**The problem**
Restate, word for word, all of the material shown below.

Start of Provided data

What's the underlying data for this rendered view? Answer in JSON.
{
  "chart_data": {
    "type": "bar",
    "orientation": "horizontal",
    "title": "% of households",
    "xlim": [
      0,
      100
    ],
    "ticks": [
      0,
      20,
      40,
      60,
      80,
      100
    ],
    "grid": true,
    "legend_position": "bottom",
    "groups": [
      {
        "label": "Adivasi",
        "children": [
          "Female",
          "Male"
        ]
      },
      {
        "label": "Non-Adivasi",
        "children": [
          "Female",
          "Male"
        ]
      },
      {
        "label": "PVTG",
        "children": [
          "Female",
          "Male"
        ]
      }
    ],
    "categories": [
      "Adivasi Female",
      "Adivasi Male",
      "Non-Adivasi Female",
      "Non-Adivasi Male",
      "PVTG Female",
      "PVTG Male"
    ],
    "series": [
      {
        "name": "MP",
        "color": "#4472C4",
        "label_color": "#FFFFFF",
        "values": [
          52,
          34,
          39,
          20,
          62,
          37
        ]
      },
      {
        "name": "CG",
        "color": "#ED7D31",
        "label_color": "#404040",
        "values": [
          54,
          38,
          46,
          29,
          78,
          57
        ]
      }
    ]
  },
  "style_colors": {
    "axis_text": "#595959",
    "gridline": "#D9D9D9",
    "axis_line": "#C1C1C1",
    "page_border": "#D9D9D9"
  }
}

End of Provided data

**Result of the exercise**
What's the underlying data for this rendered view? Answer in JSON.
{
  "chart_data": {
    "type": "bar",
    "orientation": "horizontal",
    "title": "% of households",
    "xlim": [
      0,
      100
    ],
    "ticks": [
      0,
      20,
      40,
      60,
      80,
      100
    ],
    "grid": true,
    "legend_position": "bottom",
    "groups": [
      {
        "label": "Adivasi",
        "children": [
          "Female",
          "Male"
        ]
      },
      {
        "label": "Non-Adivasi",
        "children": [
          "Female",
          "Male"
        ]
      },
      {
        "label": "PVTG",
        "children": [
          "Female",
          "Male"
        ]
      }
    ],
    "categories": [
      "Adivasi Female",
      "Adivasi Male",
      "Non-Adivasi Female",
      "Non-Adivasi Male",
      "PVTG Female",
      "PVTG Male"
    ],
    "series": [
      {
        "name": "MP",
        "color": "#4472C4",
        "label_color": "#FFFFFF",
        "values": [
          52,
          34,
          39,
          20,
          62,
          37
        ]
      },
      {
        "name": "CG",
        "color": "#ED7D31",
        "label_color": "#404040",
        "values": [
          54,
          38,
          46,
          29,
          78,
          57
        ]
      }
    ]
  },
  "style_colors": {
    "axis_text": "#595959",
    "gridline": "#D9D9D9",
    "axis_line": "#C1C1C1",
    "page_border": "#D9D9D9"
  }
}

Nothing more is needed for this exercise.